Can you transcribe every entry word for word, skipping the images?
+++ Exercise material
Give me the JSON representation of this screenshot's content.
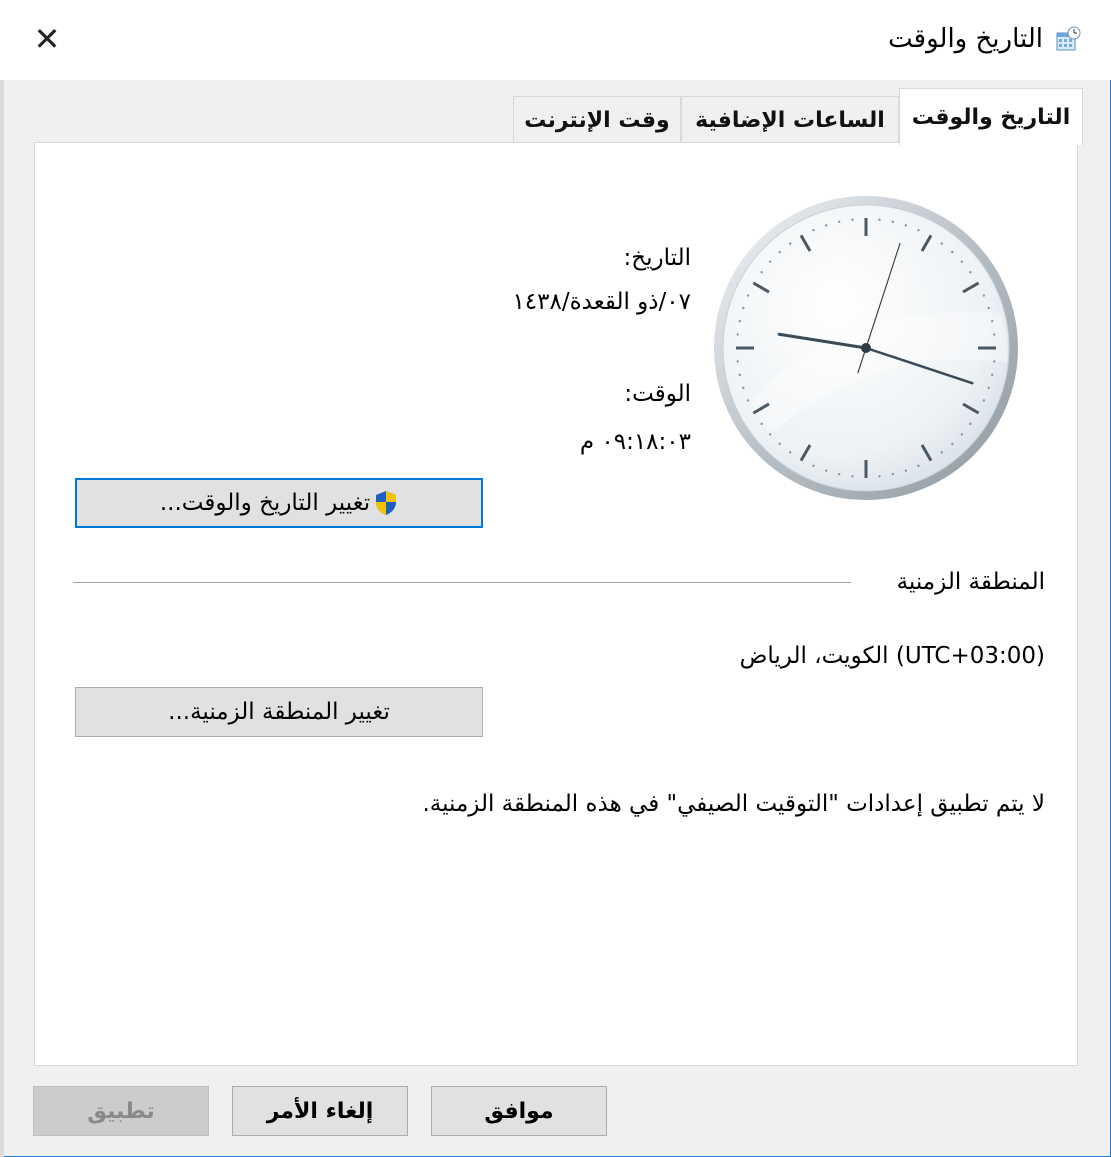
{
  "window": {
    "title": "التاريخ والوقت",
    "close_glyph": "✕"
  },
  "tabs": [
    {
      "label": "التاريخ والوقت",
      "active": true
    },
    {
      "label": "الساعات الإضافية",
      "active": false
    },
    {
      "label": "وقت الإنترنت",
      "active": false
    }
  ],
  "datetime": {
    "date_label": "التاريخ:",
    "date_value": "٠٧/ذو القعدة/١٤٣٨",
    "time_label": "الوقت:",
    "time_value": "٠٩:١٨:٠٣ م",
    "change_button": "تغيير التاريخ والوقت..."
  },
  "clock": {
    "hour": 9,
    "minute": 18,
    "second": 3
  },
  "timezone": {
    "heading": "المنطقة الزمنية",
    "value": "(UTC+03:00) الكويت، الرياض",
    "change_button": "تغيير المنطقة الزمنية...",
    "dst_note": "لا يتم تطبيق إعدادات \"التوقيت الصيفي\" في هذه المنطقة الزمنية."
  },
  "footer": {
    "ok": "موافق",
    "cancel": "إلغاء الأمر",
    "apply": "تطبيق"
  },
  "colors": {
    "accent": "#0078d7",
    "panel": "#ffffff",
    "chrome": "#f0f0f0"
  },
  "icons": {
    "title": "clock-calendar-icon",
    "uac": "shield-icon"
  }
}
++++++
Finished exercise>
Give me the JSON representation of this screenshot's content.
{
  "window": {
    "title": "التاريخ والوقت",
    "close_glyph": "✕"
  },
  "tabs": [
    {
      "label": "التاريخ والوقت",
      "active": true
    },
    {
      "label": "الساعات الإضافية",
      "active": false
    },
    {
      "label": "وقت الإنترنت",
      "active": false
    }
  ],
  "datetime": {
    "date_label": "التاريخ:",
    "date_value": "٠٧/ذو القعدة/١٤٣٨",
    "time_label": "الوقت:",
    "time_value": "٠٩:١٨:٠٣ م",
    "change_button": "تغيير التاريخ والوقت..."
  },
  "clock": {
    "hour": 9,
    "minute": 18,
    "second": 3
  },
  "timezone": {
    "heading": "المنطقة الزمنية",
    "value": "(UTC+03:00) الكويت، الرياض",
    "change_button": "تغيير المنطقة الزمنية...",
    "dst_note": "لا يتم تطبيق إعدادات \"التوقيت الصيفي\" في هذه المنطقة الزمنية."
  },
  "footer": {
    "ok": "موافق",
    "cancel": "إلغاء الأمر",
    "apply": "تطبيق"
  },
  "colors": {
    "accent": "#0078d7",
    "panel": "#ffffff",
    "chrome": "#f0f0f0"
  },
  "icons": {
    "title": "clock-calendar-icon",
    "uac": "shield-icon"
  }
}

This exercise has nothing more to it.